Box coordinate listings
_____
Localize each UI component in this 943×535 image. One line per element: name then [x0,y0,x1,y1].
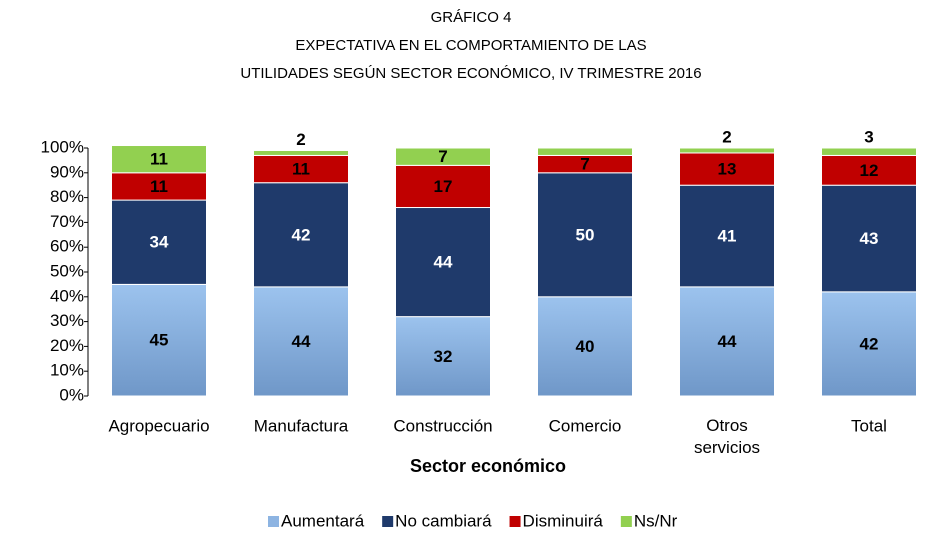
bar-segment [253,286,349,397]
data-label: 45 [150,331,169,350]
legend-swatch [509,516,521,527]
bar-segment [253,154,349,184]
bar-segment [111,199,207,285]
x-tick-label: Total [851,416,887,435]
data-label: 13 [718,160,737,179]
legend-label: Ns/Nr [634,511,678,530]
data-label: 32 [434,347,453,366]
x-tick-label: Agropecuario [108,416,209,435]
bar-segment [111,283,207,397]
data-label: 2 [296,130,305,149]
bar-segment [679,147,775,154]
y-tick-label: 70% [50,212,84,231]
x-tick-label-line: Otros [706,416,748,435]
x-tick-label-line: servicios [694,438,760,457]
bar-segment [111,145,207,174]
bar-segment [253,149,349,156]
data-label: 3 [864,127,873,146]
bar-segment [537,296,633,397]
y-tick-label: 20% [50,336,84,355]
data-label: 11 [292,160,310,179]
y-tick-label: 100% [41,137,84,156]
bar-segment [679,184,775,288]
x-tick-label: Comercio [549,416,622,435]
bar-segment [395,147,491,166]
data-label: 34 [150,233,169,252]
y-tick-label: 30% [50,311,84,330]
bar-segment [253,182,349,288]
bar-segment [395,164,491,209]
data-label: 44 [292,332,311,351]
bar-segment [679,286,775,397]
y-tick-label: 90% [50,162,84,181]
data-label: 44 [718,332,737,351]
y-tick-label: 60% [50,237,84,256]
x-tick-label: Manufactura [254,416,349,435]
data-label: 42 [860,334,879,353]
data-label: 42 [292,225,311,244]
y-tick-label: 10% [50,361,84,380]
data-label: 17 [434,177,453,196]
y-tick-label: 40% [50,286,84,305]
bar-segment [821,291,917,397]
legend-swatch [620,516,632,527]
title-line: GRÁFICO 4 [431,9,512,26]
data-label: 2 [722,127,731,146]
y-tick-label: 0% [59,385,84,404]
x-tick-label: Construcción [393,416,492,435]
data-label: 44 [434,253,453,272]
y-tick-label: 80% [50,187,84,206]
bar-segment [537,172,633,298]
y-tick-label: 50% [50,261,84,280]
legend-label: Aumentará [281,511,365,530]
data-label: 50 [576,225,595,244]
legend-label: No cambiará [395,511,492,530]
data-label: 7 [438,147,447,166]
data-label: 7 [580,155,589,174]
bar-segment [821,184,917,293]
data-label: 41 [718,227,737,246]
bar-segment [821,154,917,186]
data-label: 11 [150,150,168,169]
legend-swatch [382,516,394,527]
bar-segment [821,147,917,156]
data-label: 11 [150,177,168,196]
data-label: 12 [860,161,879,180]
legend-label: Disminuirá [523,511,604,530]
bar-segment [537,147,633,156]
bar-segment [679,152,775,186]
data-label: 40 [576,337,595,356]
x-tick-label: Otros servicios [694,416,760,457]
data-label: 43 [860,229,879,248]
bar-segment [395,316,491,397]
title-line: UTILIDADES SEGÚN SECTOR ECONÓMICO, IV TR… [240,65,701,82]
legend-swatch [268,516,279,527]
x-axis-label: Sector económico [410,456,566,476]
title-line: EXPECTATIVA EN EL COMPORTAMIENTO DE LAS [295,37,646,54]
_____
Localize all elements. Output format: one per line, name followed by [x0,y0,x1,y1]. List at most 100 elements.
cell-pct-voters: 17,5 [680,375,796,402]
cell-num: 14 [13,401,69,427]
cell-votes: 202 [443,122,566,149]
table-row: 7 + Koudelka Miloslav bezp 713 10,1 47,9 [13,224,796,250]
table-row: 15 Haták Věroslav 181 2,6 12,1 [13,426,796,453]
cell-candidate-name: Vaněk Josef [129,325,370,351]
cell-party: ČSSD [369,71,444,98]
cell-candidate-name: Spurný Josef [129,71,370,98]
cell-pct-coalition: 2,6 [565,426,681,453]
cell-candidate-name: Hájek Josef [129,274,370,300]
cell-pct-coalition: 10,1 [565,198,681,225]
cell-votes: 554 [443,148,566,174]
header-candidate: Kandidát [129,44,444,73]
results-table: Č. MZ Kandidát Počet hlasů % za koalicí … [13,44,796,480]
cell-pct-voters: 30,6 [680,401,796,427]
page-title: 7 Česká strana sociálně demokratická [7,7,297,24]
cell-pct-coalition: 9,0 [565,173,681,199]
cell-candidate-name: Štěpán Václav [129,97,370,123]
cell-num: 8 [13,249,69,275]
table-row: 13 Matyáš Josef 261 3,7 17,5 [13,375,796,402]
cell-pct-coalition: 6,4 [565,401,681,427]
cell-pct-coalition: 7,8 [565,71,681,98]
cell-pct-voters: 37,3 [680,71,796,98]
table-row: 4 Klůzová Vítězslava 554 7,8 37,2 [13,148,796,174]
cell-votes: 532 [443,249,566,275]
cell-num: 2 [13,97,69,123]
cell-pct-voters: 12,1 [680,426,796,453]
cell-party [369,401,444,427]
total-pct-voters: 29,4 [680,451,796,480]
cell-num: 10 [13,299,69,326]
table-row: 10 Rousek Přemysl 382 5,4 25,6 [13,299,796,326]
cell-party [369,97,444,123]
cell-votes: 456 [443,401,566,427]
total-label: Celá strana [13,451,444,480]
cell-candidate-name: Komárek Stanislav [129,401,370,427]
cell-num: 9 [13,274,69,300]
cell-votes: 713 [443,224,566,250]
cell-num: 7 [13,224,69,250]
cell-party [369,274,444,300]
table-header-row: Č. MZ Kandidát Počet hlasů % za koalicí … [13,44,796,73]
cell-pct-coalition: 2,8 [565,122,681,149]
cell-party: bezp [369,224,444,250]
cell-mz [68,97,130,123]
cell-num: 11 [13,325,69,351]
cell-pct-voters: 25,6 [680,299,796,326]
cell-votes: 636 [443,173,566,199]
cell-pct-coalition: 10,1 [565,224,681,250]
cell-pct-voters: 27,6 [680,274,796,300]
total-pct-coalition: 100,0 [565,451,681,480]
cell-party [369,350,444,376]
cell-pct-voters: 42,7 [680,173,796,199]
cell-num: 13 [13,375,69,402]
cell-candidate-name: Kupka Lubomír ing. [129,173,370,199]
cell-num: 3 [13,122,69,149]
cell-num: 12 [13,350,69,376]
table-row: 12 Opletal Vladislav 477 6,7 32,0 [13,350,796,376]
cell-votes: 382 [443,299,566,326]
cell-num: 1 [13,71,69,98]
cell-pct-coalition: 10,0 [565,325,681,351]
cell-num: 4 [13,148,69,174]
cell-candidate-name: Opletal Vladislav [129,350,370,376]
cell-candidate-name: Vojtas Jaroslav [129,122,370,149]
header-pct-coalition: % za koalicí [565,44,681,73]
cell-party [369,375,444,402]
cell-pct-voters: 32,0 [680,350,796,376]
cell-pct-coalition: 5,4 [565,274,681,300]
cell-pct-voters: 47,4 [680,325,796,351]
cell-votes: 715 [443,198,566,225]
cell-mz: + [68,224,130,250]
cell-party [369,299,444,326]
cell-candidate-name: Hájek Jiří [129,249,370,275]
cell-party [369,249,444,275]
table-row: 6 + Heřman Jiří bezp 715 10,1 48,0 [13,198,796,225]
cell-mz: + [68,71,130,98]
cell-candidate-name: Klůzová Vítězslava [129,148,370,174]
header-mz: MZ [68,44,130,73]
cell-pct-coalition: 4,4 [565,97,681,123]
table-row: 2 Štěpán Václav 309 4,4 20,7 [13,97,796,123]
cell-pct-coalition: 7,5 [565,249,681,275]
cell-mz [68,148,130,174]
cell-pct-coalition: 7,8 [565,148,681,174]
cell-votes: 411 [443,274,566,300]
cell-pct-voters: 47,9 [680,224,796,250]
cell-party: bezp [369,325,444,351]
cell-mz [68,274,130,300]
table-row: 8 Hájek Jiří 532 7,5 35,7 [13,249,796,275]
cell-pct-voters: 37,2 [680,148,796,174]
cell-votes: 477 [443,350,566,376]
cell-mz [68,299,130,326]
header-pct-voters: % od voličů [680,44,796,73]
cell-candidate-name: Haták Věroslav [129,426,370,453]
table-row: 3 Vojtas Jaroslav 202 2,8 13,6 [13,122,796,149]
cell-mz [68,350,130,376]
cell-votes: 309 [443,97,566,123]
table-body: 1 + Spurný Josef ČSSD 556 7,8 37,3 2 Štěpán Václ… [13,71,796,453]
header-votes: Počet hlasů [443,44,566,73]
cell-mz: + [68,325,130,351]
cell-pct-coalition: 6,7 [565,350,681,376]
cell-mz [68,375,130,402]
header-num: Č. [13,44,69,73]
_____
### [Exercise]
Recast the stretch of lines from the one containing "Localize all elements." through the one containing "header-candidate: Kandidát [129,44,444,73]" as a JSON list of strings, one string per line, leaving out any blank lines.

### [Problem solution]
[
  "Localize all elements. Output format: one per line, name followed by [x0,y0,x1,y1]. List at most 100 elements.",
  "cell-pct-voters: 17,5 [680,375,796,402]",
  "cell-num: 14 [13,401,69,427]",
  "cell-votes: 202 [443,122,566,149]",
  "table-row: 7 + Koudelka Miloslav bezp 713 10,1 47,9 [13,224,796,250]",
  "table-row: 15 Haták Věroslav 181 2,6 12,1 [13,426,796,453]",
  "cell-candidate-name: Vaněk Josef [129,325,370,351]",
  "cell-party: ČSSD [369,71,444,98]",
  "cell-candidate-name: Spurný Josef [129,71,370,98]",
  "cell-pct-coalition: 2,6 [565,426,681,453]",
  "cell-candidate-name: Hájek Josef [129,274,370,300]",
  "cell-pct-coalition: 10,1 [565,198,681,225]",
  "cell-votes: 554 [443,148,566,174]",
  "header-candidate: Kandidát [129,44,444,73]"
]